What to work on: Output the records. Match them exactly.

Data lines:
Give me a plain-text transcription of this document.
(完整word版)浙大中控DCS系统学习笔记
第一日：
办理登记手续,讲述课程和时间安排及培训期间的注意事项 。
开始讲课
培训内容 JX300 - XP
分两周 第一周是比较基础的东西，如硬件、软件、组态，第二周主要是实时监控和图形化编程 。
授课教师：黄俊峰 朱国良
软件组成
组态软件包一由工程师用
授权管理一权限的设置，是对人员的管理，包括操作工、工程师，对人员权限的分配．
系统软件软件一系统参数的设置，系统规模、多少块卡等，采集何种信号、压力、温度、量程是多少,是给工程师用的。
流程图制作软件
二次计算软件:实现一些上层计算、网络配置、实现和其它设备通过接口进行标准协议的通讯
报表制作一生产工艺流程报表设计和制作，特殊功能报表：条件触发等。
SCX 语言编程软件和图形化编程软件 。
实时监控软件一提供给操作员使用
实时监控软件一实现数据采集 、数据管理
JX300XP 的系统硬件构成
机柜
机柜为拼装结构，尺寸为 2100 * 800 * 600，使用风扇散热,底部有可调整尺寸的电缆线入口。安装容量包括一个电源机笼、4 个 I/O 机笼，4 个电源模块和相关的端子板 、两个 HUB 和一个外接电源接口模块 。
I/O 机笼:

Result of this exercise:
Give me a plain-text transcription of this document.
(完整word版)浙大中控DCS系统学习笔记
第一日：
办理登记手续,讲述课程和时间安排及培训期间的注意事项 。
开始讲课
培训内容 JX300 - XP
分两周 第一周是比较基础的东西，如硬件、软件、组态，第二周主要是实时监控和图形化编程 。
授课教师：黄俊峰 朱国良
软件组成
组态软件包一由工程师用
授权管理一权限的设置，是对人员的管理，包括操作工、工程师，对人员权限的分配．
系统软件软件一系统参数的设置，系统规模、多少块卡等，采集何种信号、压力、温度、量程是多少,是给工程师用的。
流程图制作软件
二次计算软件:实现一些上层计算、网络配置、实现和其它设备通过接口进行标准协议的通讯
报表制作一生产工艺流程报表设计和制作，特殊功能报表：条件触发等。
SCX 语言编程软件和图形化编程软件 。
实时监控软件一提供给操作员使用
实时监控软件一实现数据采集 、数据管理
JX300XP 的系统硬件构成
机柜
机柜为拼装结构，尺寸为 2100 * 800 * 600，使用风扇散热,底部有可调整尺寸的电缆线入口。安装容量包括一个电源机笼、4 个 I/O 机笼，4 个电源模块和相关的端子板 、两个 HUB 和一个外接电源接口模块 。
I/O 机笼:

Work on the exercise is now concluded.